Return the material word for word. Do not include pictures.

==== SUPPLIED MATERIAL ====

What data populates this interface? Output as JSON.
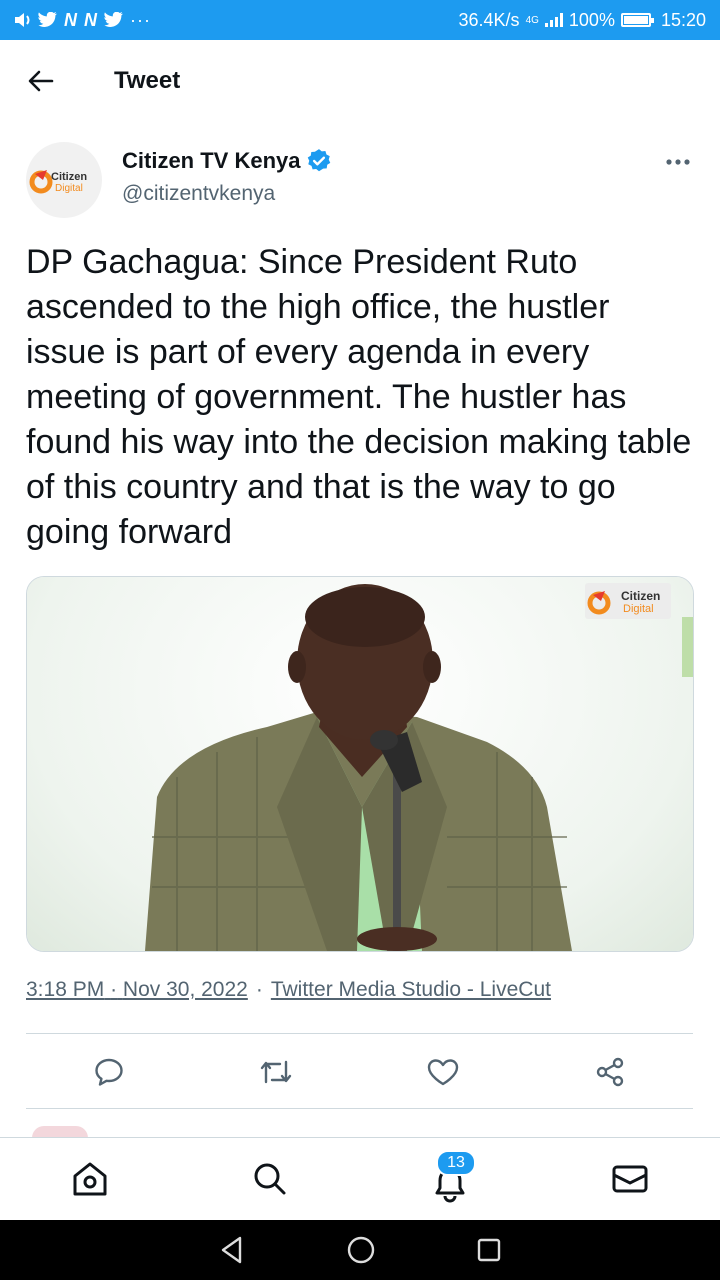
{
  "status_bar": {
    "speed": "36.4K/s",
    "network": "4G",
    "battery": "100%",
    "time": "15:20",
    "notification_icons": [
      "volume-icon",
      "twitter-icon",
      "n-icon",
      "n-icon",
      "twitter-icon",
      "more-dots-icon"
    ]
  },
  "header": {
    "title": "Tweet"
  },
  "tweet": {
    "display_name": "Citizen TV Kenya",
    "handle": "@citizentvkenya",
    "verified": true,
    "avatar_text_1": "Citizen",
    "avatar_text_2": "Digital",
    "text": "DP Gachagua: Since President Ruto ascended to the high office, the hustler issue is part of every agenda in every meeting of government. The hustler has found his way into the decision making table of this country and that is the way to go going forward",
    "media_watermark_1": "Citizen",
    "media_watermark_2": "Digital",
    "time": "3:18 PM",
    "date": "Nov 30, 2022",
    "separator": "·",
    "source": "Twitter Media Studio - LiveCut"
  },
  "actions": [
    "reply-icon",
    "retweet-icon",
    "like-icon",
    "share-icon"
  ],
  "bottom_nav": {
    "items": [
      "home-icon",
      "search-icon",
      "notifications-icon",
      "messages-icon"
    ],
    "notifications_badge": "13"
  },
  "colors": {
    "accent": "#1d9bf0",
    "text": "#0f1419",
    "secondary": "#536471",
    "border": "#cfd9de"
  }
}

====

ANSWER TO THIS TASK ▸
What data populates this interface? Output as JSON.
{
  "status_bar": {
    "speed": "36.4K/s",
    "network": "4G",
    "battery": "100%",
    "time": "15:20",
    "notification_icons": [
      "volume-icon",
      "twitter-icon",
      "n-icon",
      "n-icon",
      "twitter-icon",
      "more-dots-icon"
    ]
  },
  "header": {
    "title": "Tweet"
  },
  "tweet": {
    "display_name": "Citizen TV Kenya",
    "handle": "@citizentvkenya",
    "verified": true,
    "avatar_text_1": "Citizen",
    "avatar_text_2": "Digital",
    "text": "DP Gachagua: Since President Ruto ascended to the high office, the hustler issue is part of every agenda in every meeting of government. The hustler has found his way into the decision making table of this country and that is the way to go going forward",
    "media_watermark_1": "Citizen",
    "media_watermark_2": "Digital",
    "time": "3:18 PM",
    "date": "Nov 30, 2022",
    "separator": "·",
    "source": "Twitter Media Studio - LiveCut"
  },
  "actions": [
    "reply-icon",
    "retweet-icon",
    "like-icon",
    "share-icon"
  ],
  "bottom_nav": {
    "items": [
      "home-icon",
      "search-icon",
      "notifications-icon",
      "messages-icon"
    ],
    "notifications_badge": "13"
  },
  "colors": {
    "accent": "#1d9bf0",
    "text": "#0f1419",
    "secondary": "#536471",
    "border": "#cfd9de"
  }
}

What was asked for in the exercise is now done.